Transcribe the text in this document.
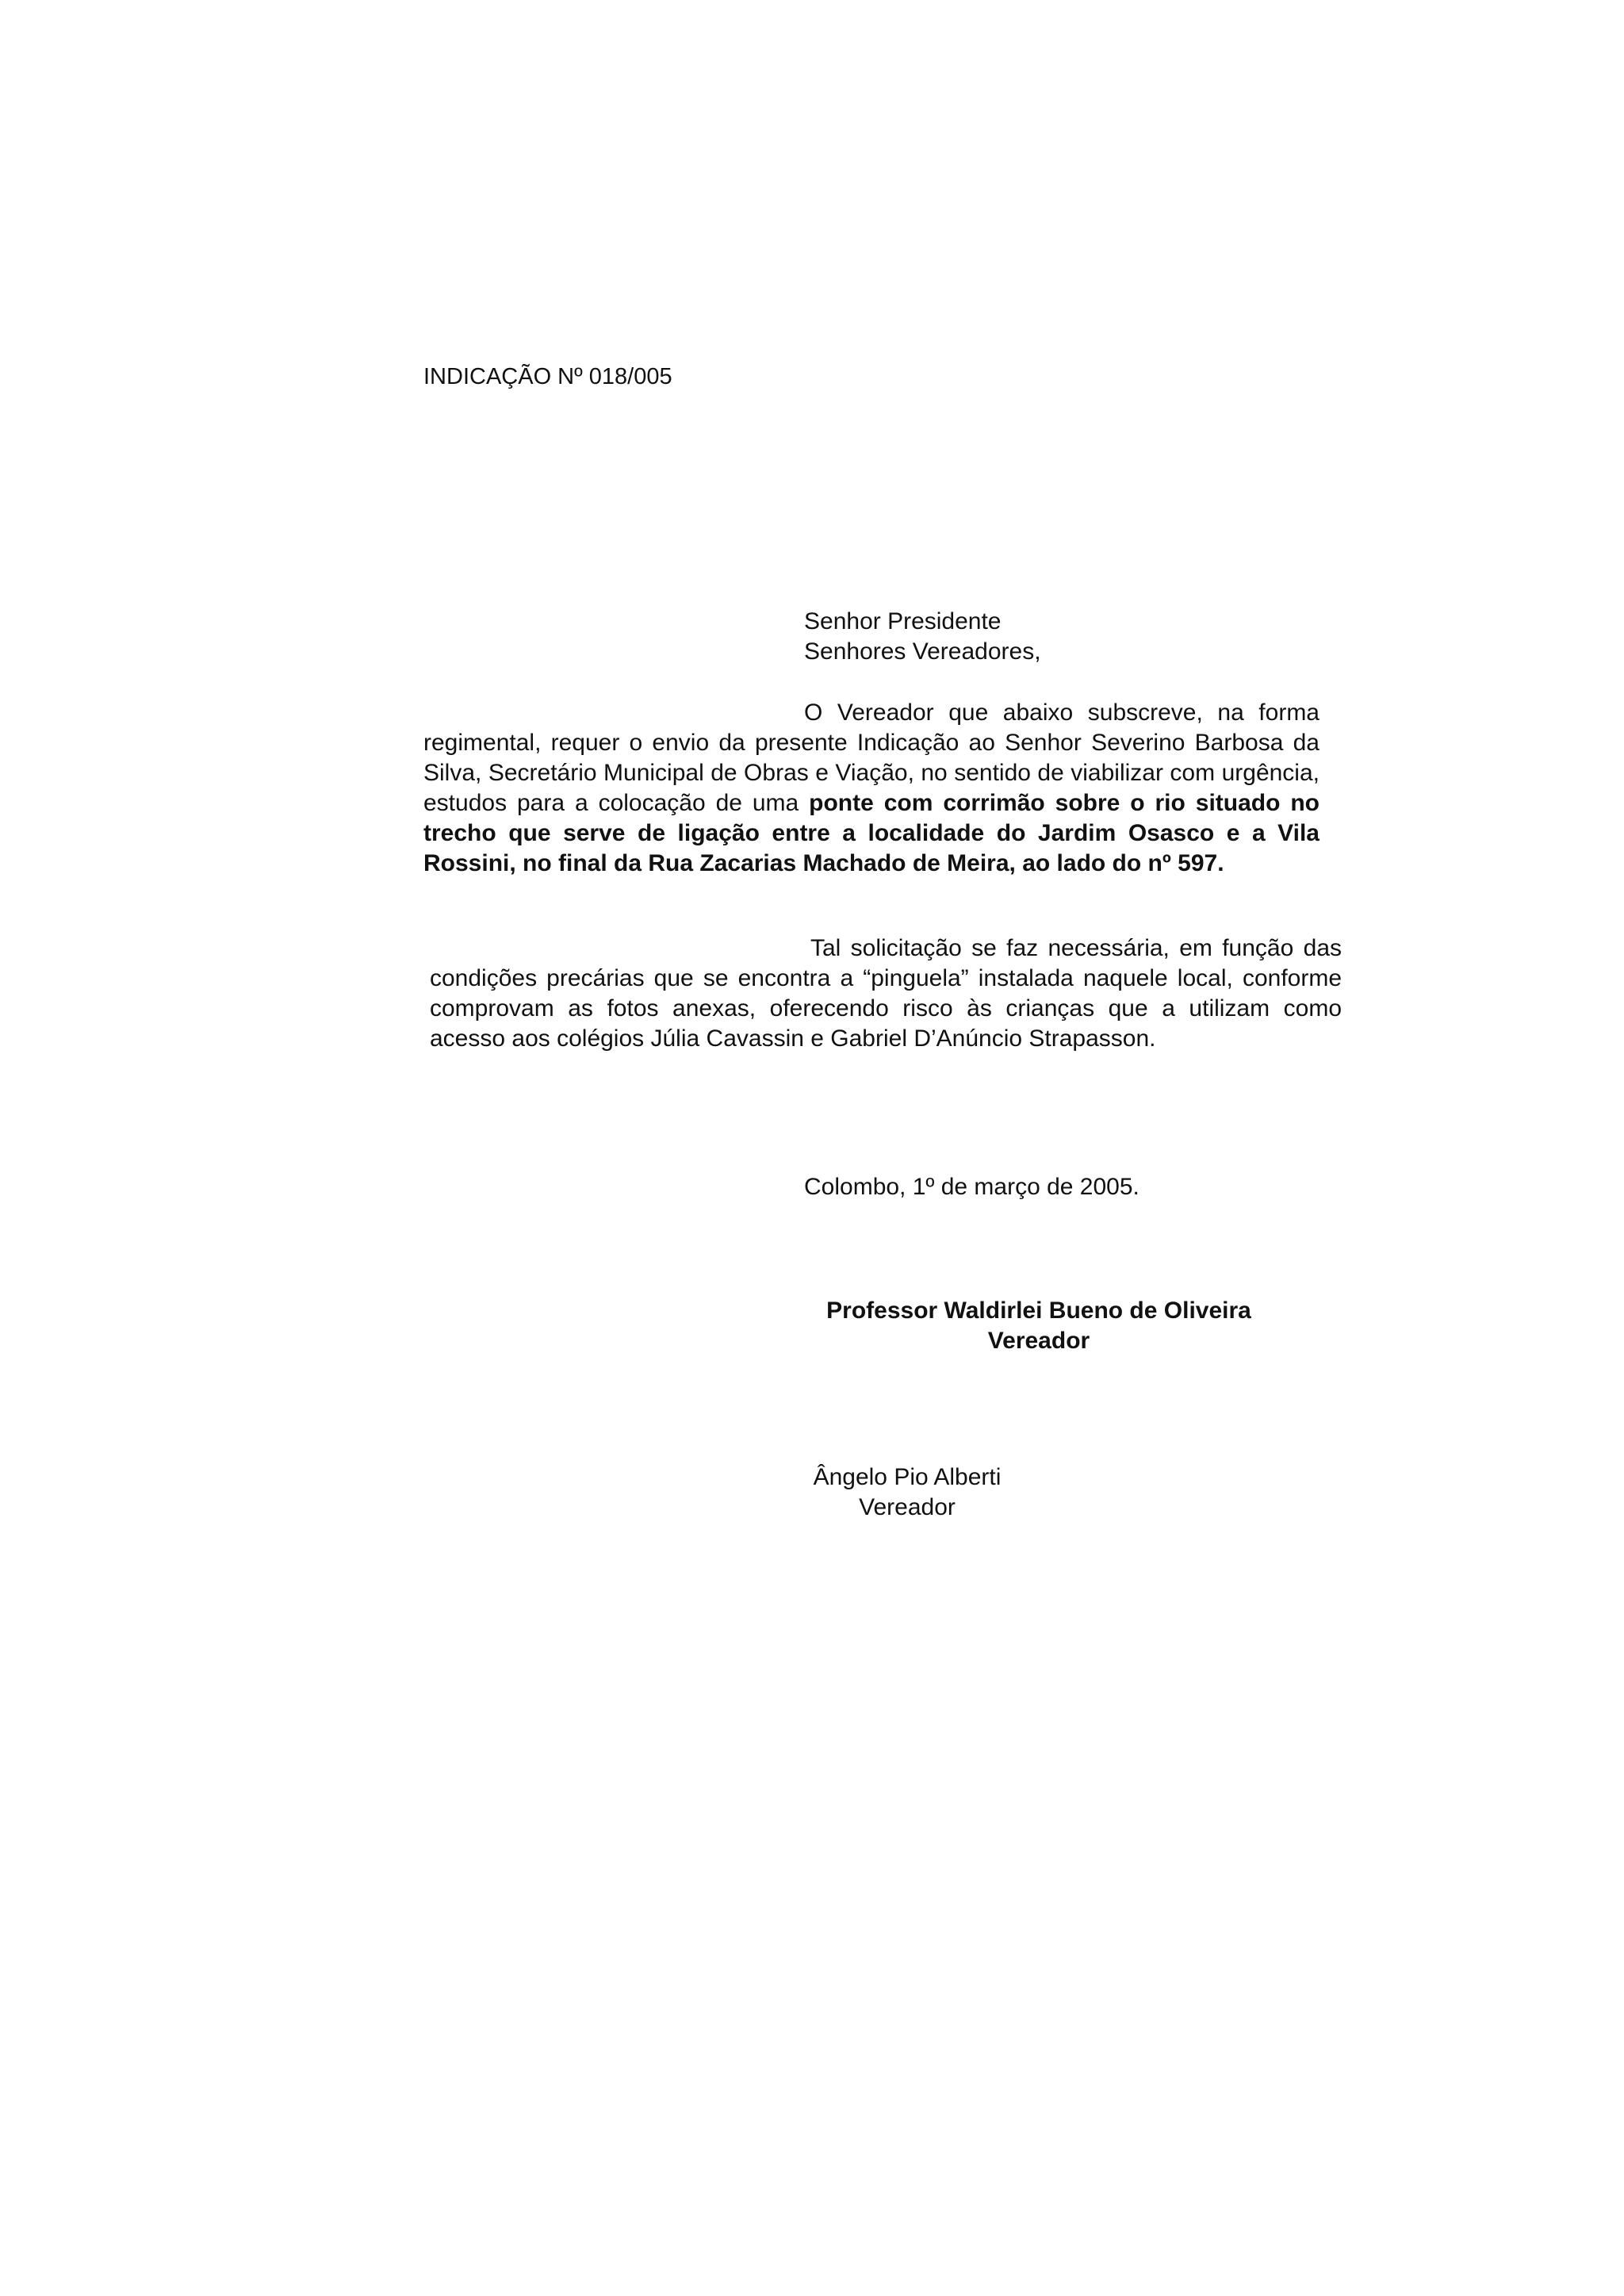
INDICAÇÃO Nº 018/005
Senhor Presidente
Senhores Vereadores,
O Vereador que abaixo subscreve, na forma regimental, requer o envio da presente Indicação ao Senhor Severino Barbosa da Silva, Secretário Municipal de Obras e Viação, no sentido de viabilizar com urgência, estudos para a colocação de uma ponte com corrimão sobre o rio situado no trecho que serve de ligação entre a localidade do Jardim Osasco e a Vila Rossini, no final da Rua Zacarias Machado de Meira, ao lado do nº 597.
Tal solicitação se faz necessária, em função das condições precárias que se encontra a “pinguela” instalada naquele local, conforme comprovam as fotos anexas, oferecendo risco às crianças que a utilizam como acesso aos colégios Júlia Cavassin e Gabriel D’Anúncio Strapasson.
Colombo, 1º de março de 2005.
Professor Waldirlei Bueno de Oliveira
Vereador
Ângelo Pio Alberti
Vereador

■ ■ ■

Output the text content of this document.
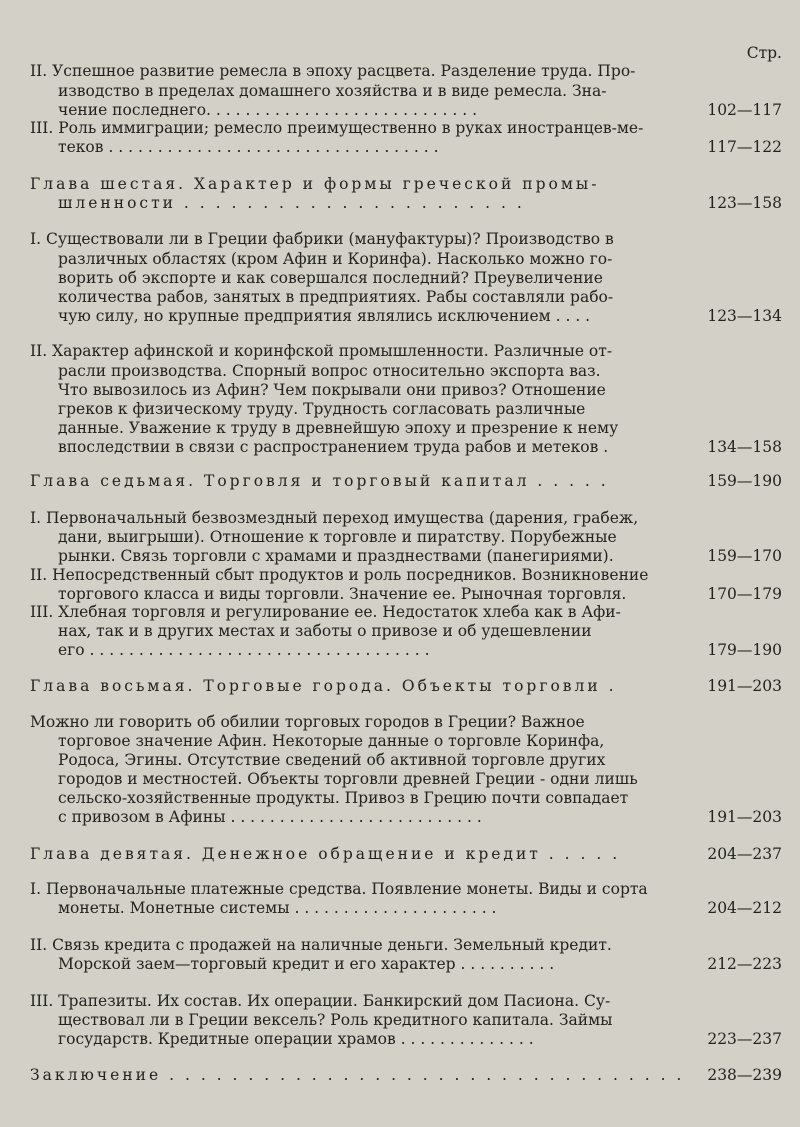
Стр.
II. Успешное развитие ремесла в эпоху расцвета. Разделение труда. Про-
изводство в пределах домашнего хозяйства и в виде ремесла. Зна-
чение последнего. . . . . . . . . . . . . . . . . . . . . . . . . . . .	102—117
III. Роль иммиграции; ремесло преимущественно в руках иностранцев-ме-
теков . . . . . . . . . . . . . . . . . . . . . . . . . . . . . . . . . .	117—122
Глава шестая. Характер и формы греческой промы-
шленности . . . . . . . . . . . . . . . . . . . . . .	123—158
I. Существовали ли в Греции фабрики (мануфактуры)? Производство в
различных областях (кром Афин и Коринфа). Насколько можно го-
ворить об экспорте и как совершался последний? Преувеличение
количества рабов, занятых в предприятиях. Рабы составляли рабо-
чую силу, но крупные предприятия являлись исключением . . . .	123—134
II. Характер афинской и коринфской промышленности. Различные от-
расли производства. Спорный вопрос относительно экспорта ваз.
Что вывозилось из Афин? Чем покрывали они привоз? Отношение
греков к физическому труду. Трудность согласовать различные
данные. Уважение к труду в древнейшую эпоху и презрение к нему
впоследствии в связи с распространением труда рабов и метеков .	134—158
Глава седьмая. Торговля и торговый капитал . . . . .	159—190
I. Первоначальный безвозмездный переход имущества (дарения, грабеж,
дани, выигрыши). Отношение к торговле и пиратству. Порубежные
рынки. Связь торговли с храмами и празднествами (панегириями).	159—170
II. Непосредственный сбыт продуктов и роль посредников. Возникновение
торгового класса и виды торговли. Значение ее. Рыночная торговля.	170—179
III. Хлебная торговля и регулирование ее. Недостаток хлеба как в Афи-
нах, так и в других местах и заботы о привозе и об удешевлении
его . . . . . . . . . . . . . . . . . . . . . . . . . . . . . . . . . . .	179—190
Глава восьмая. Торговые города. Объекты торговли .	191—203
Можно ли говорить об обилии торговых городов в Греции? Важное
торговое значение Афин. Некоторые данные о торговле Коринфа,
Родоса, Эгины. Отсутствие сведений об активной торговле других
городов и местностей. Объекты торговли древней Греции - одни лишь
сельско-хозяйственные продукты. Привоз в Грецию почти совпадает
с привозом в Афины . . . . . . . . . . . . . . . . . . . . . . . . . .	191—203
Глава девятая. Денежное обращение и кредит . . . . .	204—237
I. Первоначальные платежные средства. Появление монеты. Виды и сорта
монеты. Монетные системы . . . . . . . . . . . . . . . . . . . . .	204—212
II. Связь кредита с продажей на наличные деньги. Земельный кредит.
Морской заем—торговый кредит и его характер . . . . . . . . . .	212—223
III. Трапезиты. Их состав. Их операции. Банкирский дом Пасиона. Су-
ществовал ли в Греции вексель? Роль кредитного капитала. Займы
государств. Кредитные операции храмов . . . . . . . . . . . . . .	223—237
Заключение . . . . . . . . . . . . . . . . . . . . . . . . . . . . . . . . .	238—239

■ ■ ■

Check the data for the word "труда" and pull out the lines that have it.

_REPLY TO THE EXERCISE_
II. Успешное развитие ремесла в эпоху расцвета. Разделение труда. Про-
впоследствии в связи с распространением труда рабов и метеков .	134—158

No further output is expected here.